• _PARTS OF THE EXERCISE_
a) Answer these from the writing archive below, giving each answer on its own line:
(i) What small fixes does the wiki appreciate?
(ii) Which tools are named as showing what people have looked at on the net?
(iii) What makes writing in a browser very hard work?
b) Write out the writing archive below word for word, from "Progress is more" down to "or years ago.".

Category Archives: Writing

The slow drip of progress

Every once in a while, I come up with a really good idea. More often than not, I don’t.

I’m content to work on systems that accommodate the work that leads to a steady sense of slow progress. The weblog piles one post upon another; every so often, the middle of the pile is most interesting, and you dust it off and bring it out again as if it were new. The wiki appreciates it when you fix a very small typo, change an “an” to an “a”, tidy up a caption or resize a photo.

Progress is more often than not measured very slowly, if at all. Just try not to go backwards.

Analysis paralysis


I have a bunch of tools that tell me what people have looked at on the net, including Google Analytics, Google Webmaster Tools, Clicky, and some Twitter tools. It’s fascinating to see people’s attention move around and occasionally reanimate something that I wrote months or years ago.

What these tools don’t easily do is tell me what to write about next. Yes, sometimes they suggest missing things that should be expanded on, and looking at Twitter stats is endlessly fascinating. But that’s a large part of the problem – the endless fascination gets in the way of applying fingers to the keyboard and creating something brand new.

It’s easy to get distracted by the sorts of things that are meant to help you out. It’s hard to be analytical and dispassionate about your past work while at the same time you’re trying to create new work. Not everything worth writing has to rank highly on a search engine or get lots of referral traffic; sometimes, you just need to create something even if it’s only for you to stretch your fingers.

The first draft of this essay was 140 characters or less

From time to time I sit in front of a computer wanting to write, and nothing comes of the urge. Writing in a browser can be very hard work since every other open browser tab wants you to read, not write. You could easily spend hours clicking and not ever utter anything more complex than “like” or “favorite”.

• _RECORDED DATA_
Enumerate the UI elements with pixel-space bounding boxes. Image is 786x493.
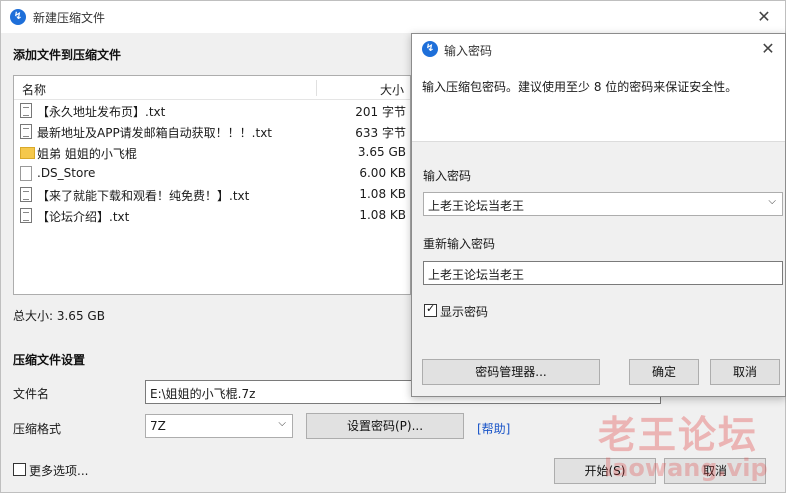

• _EXERCISE RESULTS_
a)
(i) Fixing a very small typo, changing an "an" to an "a", tidying up a caption or resizing a photo.
(ii) Google Analytics, Google Webmaster Tools, Clicky, and some Twitter tools.
(iii) Every other open browser tab wants you to read, not write.

b)
Progress is more often than not measured very slowly, if at all. Just try not to go backwards.

Analysis paralysis


I have a bunch of tools that tell me what people have looked at on the net, including Google Analytics, Google Webmaster Tools, Clicky, and some Twitter tools. It’s fascinating to see people’s attention move around and occasionally reanimate something that I wrote months or years ago.